** INSTRUCTION **
Extract every line that includes the string "this".

** RECORDS FOR PROCESSING **
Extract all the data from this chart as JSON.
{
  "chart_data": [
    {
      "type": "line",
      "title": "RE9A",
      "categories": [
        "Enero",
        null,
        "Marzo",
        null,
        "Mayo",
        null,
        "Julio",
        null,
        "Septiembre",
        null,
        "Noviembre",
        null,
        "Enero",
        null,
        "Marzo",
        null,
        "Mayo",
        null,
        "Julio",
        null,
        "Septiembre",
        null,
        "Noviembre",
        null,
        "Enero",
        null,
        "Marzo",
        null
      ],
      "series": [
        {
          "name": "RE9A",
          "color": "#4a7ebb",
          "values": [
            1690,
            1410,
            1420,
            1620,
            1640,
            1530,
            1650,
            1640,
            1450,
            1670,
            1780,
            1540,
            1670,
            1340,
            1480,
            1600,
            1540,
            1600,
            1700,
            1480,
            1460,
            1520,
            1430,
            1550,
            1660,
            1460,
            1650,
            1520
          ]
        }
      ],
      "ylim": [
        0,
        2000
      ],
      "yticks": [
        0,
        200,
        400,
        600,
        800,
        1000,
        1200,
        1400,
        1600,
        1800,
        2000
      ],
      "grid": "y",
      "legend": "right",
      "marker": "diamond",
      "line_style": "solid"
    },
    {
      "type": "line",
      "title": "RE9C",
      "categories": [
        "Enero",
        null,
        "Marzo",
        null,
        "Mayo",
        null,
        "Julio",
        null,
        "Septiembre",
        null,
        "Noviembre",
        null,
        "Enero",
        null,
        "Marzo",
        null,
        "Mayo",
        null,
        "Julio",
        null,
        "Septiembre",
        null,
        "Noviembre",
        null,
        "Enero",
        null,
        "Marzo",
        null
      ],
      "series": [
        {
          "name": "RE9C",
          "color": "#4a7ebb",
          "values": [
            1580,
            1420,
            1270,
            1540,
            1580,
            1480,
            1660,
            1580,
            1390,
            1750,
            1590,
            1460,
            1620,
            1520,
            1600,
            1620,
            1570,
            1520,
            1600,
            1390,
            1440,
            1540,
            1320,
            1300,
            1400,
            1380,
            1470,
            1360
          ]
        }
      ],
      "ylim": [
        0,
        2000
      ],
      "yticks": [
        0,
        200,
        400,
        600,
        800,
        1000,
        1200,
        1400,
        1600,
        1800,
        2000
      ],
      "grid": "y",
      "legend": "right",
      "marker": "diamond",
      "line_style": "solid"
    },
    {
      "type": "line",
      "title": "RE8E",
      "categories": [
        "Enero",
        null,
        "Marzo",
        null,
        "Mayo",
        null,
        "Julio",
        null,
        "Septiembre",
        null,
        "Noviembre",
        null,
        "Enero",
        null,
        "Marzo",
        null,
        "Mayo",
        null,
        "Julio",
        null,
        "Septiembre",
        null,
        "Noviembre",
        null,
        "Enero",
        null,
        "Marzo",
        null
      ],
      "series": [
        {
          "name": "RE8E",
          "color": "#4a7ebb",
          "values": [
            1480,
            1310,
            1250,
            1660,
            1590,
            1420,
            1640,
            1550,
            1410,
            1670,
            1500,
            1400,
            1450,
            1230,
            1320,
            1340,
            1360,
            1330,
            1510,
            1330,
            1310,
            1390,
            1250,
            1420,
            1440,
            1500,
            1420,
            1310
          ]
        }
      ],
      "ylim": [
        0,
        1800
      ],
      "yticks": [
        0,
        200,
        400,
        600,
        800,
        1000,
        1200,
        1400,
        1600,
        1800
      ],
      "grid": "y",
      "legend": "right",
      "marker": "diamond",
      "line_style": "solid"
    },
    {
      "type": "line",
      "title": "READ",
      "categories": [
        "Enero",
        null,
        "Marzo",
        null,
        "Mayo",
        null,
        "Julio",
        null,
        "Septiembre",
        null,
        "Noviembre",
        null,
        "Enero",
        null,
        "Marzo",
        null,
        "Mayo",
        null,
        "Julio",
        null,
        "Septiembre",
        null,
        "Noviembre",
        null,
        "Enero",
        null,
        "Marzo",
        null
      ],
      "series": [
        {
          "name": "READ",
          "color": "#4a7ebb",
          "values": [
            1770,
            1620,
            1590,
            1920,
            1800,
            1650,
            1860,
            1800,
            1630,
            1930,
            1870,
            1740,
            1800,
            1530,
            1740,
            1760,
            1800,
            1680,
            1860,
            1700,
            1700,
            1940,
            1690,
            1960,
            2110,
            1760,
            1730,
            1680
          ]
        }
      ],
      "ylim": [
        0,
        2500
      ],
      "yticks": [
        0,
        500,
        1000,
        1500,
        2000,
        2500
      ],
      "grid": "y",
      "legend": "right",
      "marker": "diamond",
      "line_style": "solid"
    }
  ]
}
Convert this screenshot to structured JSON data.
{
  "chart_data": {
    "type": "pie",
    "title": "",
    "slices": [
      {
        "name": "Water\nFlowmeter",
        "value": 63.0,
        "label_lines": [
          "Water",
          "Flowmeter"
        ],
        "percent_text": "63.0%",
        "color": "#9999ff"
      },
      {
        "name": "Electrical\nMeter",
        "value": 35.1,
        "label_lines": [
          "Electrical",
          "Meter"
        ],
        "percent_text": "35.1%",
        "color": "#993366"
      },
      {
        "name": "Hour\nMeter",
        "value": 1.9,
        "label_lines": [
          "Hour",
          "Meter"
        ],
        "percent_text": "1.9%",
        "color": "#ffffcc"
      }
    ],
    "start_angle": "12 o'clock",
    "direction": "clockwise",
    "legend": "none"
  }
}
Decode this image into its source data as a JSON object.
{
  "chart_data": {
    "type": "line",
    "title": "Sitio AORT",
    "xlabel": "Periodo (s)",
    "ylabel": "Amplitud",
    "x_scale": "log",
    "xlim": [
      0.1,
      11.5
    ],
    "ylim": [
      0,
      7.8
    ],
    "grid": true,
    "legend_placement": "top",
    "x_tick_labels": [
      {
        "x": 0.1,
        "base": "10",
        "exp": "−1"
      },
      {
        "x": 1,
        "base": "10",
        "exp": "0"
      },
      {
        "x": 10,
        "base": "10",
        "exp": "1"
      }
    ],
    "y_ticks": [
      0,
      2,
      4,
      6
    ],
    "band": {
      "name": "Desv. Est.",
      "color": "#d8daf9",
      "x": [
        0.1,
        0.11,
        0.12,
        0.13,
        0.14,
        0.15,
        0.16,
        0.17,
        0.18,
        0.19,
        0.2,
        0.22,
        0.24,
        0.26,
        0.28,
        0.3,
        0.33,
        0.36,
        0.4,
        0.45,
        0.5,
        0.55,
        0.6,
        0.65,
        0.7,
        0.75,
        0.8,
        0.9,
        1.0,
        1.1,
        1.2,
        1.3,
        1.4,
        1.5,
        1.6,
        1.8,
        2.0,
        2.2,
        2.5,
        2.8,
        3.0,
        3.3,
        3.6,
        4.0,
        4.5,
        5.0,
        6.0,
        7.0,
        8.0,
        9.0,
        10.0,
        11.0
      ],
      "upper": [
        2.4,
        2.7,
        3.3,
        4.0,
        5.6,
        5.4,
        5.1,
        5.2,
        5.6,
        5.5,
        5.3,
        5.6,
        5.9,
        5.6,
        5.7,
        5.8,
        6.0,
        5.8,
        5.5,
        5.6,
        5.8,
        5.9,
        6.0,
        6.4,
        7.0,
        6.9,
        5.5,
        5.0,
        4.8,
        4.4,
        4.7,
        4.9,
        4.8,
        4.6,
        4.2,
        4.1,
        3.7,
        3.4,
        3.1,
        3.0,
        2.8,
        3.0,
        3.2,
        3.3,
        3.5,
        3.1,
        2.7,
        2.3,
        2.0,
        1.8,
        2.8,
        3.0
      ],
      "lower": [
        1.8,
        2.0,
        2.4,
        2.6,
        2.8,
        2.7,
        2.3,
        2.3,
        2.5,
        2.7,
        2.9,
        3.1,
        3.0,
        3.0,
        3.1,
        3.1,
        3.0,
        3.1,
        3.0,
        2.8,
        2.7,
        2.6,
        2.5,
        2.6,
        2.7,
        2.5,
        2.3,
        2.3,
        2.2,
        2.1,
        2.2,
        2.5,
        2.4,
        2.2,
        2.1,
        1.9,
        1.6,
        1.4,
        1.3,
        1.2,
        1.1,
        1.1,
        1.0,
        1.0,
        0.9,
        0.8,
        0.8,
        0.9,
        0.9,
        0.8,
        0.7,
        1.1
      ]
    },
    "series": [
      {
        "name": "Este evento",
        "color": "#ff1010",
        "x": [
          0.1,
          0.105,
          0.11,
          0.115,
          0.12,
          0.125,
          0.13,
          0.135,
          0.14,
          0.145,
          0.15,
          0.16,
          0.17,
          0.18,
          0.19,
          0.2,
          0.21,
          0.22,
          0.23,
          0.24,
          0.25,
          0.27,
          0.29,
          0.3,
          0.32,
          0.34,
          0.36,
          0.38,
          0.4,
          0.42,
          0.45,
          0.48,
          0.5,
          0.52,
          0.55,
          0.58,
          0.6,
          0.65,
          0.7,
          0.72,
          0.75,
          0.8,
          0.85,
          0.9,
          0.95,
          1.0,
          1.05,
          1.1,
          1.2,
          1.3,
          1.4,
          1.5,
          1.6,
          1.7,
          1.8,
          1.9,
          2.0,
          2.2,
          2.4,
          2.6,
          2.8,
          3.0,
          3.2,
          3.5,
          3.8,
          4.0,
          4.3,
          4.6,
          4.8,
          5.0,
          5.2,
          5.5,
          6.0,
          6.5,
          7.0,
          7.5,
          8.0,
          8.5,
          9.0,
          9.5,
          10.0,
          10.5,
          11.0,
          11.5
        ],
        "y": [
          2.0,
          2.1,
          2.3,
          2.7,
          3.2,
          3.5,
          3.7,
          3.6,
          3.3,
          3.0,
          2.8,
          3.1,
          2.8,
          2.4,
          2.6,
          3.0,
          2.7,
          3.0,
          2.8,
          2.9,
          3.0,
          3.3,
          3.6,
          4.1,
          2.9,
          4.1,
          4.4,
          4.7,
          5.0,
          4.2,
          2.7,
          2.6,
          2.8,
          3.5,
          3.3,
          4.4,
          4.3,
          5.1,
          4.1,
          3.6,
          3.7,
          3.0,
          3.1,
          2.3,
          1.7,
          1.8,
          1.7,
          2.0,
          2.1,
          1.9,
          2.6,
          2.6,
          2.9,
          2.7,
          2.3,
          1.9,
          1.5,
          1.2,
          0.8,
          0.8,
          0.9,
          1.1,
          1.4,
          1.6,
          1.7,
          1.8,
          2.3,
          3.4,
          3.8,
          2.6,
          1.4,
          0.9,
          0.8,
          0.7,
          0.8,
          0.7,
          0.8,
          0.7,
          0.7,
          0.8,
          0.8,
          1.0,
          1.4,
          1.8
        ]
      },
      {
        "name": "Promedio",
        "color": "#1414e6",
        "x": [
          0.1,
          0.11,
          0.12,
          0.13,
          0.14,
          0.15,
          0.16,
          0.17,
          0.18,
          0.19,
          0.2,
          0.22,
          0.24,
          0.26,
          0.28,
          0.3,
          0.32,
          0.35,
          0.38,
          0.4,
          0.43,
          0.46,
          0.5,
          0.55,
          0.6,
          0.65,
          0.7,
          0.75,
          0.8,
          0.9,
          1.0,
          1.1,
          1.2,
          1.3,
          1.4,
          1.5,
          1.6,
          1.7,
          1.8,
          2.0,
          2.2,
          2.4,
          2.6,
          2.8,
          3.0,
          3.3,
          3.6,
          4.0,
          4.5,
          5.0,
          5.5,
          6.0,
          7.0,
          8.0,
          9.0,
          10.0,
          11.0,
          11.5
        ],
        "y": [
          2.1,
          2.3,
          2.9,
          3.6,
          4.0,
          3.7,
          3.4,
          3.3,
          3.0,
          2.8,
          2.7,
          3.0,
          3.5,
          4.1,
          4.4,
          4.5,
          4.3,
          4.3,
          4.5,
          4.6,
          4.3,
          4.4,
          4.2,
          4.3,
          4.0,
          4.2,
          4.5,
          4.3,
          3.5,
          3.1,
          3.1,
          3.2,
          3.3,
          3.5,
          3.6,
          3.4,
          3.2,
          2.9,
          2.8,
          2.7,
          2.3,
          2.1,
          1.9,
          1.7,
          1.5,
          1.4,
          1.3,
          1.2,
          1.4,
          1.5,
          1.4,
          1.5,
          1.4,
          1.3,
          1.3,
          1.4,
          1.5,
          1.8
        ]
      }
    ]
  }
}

** EXPECTED OUTPUT **
Extract all the data from this chart as JSON.
Convert this screenshot to structured JSON data.
Decode this image into its source data as a JSON object.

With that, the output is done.